> TASK TO COMPLETE:
Count how many lines contain the word "मकरध". Respond with the number alone.

Data entries:
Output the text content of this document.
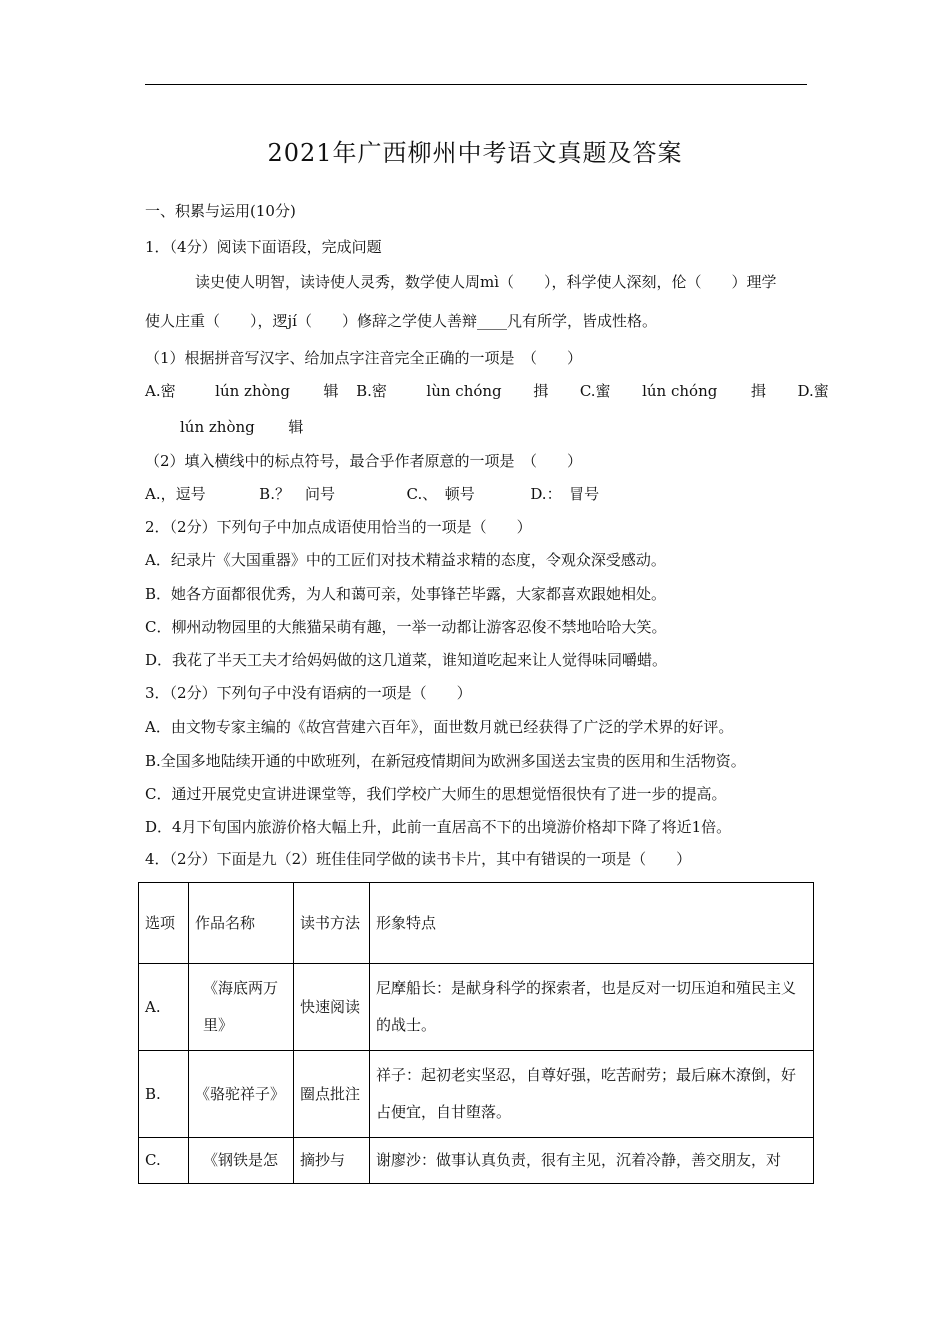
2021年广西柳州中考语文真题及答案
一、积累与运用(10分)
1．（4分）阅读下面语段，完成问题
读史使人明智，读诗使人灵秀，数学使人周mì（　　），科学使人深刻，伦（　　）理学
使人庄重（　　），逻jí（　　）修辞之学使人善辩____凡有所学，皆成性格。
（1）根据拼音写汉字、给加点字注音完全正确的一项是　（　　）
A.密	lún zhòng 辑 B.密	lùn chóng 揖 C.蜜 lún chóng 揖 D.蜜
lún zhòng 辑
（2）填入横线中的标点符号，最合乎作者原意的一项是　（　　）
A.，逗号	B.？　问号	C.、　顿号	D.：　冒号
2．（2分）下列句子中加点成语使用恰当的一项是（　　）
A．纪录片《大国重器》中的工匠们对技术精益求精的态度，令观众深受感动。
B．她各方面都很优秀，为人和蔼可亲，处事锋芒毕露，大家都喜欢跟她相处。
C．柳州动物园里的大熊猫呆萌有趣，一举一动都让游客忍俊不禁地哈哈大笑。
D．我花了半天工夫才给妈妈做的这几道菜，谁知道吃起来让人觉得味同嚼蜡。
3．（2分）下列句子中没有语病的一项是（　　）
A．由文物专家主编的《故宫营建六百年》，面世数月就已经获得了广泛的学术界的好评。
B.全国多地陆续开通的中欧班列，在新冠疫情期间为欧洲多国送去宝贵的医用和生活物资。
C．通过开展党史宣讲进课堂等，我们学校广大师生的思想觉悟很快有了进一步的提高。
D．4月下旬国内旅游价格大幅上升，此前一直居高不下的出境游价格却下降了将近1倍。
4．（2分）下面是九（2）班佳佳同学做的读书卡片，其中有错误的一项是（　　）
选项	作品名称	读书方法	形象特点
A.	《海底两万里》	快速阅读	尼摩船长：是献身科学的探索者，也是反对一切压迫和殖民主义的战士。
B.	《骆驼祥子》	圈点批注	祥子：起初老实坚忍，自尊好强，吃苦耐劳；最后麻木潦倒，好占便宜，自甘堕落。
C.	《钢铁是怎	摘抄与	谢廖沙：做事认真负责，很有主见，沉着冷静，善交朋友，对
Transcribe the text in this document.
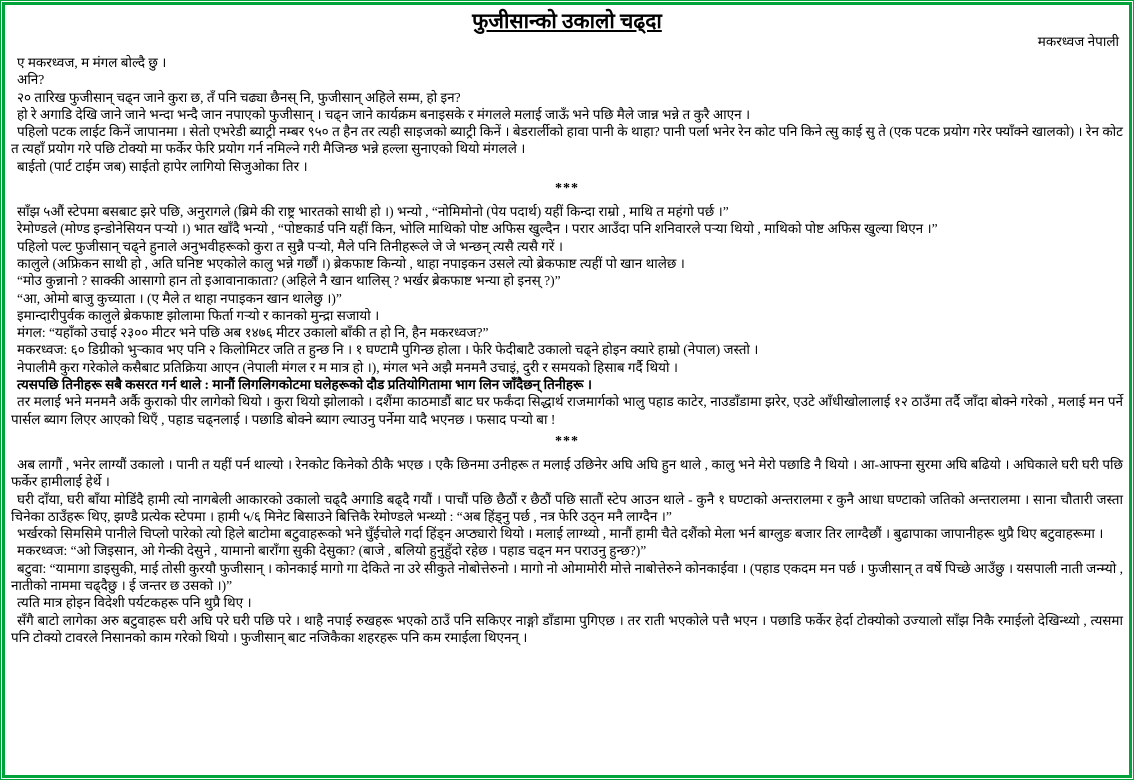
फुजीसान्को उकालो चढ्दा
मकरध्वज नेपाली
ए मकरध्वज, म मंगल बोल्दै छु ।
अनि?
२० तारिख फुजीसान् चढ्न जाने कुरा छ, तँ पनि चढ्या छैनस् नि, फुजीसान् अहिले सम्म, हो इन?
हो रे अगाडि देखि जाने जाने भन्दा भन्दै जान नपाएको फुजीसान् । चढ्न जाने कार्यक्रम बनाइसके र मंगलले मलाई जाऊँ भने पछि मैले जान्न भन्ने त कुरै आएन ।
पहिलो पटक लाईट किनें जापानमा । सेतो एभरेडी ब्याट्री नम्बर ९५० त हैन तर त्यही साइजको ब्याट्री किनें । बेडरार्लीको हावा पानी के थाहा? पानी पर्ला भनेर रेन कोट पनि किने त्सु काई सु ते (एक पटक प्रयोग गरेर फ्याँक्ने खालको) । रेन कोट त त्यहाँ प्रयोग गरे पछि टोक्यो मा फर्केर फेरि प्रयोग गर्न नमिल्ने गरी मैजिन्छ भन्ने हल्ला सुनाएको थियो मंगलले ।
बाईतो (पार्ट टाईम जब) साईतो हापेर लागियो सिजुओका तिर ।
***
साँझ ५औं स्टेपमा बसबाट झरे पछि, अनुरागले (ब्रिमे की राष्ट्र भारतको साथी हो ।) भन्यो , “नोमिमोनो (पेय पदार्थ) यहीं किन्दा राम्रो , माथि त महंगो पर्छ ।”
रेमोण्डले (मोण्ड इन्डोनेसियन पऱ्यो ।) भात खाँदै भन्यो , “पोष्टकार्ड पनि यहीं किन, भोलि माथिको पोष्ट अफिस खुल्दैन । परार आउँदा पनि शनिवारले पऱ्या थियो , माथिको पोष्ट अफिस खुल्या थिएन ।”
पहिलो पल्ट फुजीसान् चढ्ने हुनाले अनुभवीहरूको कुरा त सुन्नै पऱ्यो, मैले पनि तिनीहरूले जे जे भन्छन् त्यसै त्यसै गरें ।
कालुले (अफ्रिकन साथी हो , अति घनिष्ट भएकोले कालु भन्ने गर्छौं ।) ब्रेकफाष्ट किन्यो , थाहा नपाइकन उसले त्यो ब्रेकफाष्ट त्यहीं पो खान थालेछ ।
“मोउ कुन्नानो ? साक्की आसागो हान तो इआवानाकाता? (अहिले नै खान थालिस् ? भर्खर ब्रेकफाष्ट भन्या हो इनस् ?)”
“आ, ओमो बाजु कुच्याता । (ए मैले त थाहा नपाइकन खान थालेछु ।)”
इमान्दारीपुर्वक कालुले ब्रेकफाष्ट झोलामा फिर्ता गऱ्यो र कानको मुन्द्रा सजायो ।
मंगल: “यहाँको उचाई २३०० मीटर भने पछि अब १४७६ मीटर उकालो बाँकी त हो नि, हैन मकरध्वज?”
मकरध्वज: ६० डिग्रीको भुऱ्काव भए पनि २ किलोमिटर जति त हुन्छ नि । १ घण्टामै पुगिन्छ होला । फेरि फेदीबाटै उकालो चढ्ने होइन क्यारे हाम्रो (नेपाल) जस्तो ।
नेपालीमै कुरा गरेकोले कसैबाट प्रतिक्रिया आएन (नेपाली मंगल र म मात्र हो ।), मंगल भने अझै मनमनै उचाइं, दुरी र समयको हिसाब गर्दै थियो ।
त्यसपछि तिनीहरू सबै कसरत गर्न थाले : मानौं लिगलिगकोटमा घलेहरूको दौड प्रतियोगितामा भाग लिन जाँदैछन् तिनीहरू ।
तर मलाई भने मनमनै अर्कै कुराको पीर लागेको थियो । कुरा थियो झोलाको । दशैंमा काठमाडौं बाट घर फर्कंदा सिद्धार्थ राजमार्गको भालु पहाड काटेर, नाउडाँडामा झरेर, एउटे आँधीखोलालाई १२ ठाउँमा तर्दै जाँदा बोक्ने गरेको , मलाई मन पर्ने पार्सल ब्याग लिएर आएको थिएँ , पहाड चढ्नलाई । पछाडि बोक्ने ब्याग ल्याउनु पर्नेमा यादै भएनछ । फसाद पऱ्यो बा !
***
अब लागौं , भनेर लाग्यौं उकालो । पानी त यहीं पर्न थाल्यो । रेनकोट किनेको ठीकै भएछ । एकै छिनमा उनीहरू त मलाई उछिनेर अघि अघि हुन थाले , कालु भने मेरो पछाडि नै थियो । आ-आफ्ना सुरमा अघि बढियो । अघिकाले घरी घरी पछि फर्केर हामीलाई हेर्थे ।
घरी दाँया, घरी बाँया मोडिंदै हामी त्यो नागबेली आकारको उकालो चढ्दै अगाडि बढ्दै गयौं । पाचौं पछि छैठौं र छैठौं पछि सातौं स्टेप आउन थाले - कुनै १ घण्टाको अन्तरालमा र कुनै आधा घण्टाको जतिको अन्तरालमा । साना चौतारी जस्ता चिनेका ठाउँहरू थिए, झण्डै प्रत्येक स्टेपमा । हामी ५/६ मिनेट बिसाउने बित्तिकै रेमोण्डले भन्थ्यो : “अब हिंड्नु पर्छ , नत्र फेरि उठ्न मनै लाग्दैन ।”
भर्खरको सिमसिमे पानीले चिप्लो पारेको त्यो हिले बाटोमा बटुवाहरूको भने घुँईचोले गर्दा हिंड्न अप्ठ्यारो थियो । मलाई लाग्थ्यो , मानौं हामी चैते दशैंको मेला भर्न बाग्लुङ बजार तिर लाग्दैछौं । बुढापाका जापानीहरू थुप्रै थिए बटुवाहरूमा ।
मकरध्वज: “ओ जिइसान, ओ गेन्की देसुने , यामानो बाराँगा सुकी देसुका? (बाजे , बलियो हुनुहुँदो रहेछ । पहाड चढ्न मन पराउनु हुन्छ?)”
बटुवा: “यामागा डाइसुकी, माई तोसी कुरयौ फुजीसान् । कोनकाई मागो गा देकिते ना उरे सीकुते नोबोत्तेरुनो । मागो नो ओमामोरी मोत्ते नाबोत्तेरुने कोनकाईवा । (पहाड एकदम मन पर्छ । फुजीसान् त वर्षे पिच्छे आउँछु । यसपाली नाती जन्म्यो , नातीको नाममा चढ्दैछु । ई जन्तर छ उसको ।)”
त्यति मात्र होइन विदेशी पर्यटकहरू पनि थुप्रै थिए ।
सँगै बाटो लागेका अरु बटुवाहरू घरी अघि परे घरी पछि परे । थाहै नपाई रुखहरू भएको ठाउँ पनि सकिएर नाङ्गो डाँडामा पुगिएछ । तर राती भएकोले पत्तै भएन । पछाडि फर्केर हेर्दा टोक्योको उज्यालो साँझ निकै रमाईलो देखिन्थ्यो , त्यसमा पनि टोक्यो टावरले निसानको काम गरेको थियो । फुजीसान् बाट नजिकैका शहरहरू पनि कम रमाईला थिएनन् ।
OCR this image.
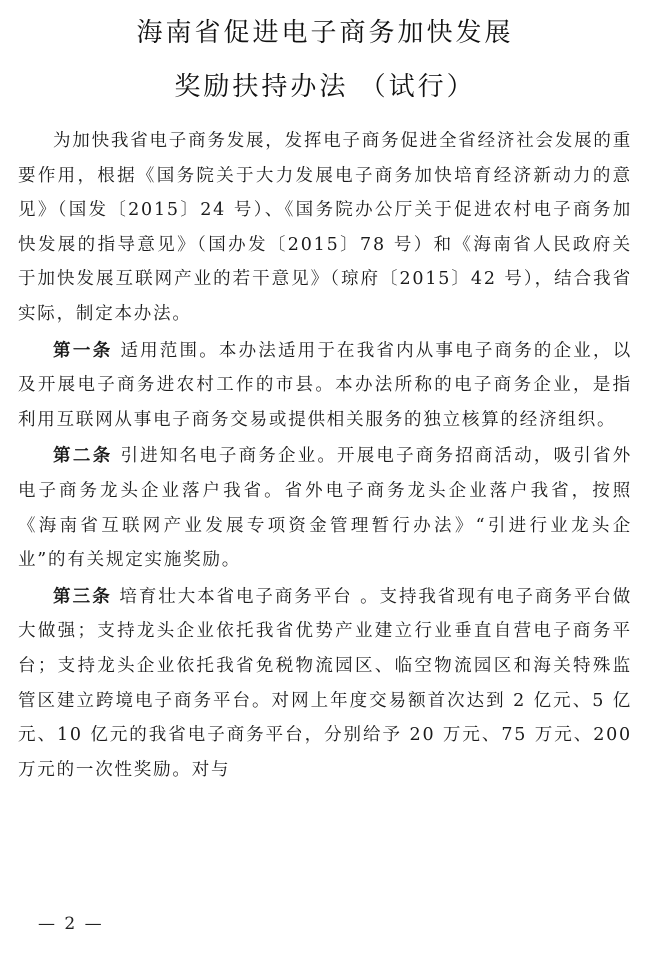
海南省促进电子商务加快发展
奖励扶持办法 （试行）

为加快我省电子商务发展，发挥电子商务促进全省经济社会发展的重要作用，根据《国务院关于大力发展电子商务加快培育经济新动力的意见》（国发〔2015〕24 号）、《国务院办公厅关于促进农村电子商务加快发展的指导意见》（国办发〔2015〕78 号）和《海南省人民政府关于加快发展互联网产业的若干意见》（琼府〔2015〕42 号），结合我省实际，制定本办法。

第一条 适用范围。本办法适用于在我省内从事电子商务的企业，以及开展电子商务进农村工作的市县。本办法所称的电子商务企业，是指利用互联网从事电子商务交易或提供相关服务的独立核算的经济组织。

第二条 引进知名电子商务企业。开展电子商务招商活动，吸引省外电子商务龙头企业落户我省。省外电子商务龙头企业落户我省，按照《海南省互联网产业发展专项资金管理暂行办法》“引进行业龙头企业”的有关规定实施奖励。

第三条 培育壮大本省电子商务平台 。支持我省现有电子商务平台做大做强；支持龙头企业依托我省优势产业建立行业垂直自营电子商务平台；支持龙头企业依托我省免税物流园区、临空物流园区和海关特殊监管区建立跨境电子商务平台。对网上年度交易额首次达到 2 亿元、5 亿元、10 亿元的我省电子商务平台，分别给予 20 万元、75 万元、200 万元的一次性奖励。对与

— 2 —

> RESPONSE:
5